*Task details*. Work out how many lines of the material below mention the word "this"; reply with the number only.

— Start Rows —

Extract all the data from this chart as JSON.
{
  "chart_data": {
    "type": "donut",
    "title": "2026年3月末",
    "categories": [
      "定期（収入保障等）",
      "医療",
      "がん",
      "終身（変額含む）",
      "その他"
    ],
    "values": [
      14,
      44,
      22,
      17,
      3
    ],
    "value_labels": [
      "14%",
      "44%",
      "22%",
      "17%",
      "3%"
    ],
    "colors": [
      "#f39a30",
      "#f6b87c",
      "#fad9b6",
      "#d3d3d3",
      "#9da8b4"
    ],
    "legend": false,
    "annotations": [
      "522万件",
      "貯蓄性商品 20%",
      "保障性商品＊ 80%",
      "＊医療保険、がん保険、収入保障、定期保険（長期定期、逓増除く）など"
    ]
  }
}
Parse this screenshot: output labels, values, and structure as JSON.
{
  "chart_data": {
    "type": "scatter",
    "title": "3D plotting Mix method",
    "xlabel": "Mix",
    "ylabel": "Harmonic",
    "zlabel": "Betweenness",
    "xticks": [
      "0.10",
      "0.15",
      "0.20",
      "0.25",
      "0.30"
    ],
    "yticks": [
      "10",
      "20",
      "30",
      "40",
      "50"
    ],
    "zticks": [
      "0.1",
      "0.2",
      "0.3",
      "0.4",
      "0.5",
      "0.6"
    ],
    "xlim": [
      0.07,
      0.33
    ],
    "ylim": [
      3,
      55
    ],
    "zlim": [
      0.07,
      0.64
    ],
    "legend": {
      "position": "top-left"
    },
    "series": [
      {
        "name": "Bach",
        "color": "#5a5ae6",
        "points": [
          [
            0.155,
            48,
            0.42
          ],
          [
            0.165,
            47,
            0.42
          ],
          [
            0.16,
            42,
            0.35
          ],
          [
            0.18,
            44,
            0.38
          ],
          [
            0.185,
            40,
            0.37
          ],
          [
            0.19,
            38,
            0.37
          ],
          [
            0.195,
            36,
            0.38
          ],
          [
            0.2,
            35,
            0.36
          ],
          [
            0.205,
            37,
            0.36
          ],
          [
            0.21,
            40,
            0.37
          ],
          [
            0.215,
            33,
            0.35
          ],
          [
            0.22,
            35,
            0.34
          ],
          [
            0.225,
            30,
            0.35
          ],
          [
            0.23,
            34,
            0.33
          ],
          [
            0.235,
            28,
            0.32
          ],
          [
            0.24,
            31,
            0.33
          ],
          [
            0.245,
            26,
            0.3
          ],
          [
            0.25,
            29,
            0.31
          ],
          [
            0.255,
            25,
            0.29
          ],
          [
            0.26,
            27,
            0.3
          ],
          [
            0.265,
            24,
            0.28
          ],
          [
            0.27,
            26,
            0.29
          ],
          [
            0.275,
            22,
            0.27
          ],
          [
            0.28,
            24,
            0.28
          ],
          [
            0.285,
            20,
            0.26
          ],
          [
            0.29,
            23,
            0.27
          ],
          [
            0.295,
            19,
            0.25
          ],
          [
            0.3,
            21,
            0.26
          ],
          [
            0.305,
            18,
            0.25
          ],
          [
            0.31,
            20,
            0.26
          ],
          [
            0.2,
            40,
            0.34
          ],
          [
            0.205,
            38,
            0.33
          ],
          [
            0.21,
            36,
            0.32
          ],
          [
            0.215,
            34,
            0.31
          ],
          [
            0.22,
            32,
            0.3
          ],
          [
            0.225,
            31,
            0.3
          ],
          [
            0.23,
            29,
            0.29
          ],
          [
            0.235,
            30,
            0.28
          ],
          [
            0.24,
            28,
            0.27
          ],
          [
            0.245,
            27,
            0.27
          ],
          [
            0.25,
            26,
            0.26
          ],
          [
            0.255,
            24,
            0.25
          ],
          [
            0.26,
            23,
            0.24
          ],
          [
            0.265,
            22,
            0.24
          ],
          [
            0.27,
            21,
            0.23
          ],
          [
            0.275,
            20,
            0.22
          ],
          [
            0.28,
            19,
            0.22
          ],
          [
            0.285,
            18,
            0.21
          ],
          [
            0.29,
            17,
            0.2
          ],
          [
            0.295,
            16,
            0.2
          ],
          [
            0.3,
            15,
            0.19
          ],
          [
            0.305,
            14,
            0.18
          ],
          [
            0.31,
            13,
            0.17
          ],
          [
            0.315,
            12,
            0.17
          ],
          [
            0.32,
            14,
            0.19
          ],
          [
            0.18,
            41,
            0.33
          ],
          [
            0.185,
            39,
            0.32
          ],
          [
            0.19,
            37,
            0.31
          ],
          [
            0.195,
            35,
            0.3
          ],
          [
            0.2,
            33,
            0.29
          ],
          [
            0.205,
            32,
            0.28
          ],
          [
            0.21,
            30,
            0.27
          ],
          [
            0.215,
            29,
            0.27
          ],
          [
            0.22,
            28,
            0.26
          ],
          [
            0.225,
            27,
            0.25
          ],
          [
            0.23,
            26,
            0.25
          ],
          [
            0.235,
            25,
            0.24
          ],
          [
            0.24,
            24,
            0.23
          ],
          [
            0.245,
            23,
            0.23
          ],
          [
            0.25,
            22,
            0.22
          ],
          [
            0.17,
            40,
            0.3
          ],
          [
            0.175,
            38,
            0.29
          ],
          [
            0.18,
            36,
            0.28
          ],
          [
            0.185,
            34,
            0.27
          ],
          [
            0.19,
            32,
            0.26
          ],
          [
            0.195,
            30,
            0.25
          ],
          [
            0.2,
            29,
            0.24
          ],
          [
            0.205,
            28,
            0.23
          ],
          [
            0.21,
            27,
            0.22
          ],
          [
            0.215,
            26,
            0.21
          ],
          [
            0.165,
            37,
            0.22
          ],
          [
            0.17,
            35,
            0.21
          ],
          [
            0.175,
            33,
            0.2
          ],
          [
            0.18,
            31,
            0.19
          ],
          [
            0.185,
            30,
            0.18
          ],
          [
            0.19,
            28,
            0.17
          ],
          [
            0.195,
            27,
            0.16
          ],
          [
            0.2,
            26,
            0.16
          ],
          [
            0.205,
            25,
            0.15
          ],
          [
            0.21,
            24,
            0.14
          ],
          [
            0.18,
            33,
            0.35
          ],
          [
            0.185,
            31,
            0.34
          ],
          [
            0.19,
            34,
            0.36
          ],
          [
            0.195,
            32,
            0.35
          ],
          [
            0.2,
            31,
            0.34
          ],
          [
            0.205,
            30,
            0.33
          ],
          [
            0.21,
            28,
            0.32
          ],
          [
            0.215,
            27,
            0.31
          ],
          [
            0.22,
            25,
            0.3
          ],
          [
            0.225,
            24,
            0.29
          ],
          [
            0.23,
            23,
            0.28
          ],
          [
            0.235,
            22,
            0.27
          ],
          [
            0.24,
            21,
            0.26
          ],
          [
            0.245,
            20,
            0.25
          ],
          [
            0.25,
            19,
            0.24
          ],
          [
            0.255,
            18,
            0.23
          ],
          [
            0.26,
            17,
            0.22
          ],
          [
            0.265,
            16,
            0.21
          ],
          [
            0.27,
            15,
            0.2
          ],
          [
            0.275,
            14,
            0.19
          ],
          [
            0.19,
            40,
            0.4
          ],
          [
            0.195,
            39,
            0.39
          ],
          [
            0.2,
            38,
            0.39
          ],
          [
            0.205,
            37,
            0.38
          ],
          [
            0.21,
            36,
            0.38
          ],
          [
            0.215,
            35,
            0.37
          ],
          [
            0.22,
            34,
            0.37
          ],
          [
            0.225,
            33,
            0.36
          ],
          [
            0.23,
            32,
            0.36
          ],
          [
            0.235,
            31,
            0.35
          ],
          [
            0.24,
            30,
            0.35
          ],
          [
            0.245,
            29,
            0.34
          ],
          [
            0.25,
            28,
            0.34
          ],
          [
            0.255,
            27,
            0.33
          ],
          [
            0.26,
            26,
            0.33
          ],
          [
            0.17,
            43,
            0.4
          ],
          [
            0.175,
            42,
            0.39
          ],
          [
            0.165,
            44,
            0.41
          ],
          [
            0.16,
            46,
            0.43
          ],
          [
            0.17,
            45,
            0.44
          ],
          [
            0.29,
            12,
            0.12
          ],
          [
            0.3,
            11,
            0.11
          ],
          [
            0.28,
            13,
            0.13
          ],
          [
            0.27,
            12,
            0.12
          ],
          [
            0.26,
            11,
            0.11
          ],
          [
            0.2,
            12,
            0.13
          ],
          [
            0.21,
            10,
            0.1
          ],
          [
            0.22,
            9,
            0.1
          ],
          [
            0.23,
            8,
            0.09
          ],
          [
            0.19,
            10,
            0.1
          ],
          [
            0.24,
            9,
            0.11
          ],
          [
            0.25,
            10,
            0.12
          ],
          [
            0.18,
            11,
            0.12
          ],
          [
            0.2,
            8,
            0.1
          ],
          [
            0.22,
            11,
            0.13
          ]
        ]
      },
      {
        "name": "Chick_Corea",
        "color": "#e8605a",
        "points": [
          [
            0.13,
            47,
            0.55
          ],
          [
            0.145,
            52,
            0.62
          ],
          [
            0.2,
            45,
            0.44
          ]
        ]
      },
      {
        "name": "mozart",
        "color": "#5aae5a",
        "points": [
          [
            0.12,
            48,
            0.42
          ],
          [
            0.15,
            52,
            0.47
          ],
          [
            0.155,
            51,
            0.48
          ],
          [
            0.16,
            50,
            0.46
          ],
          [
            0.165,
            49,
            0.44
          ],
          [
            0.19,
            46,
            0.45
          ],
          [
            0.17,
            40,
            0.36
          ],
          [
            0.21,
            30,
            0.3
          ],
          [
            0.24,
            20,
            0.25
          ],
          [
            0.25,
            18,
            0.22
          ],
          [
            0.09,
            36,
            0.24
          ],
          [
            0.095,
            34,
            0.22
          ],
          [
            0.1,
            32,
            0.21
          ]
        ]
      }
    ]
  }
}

— End Rows —

*Correct output*. 2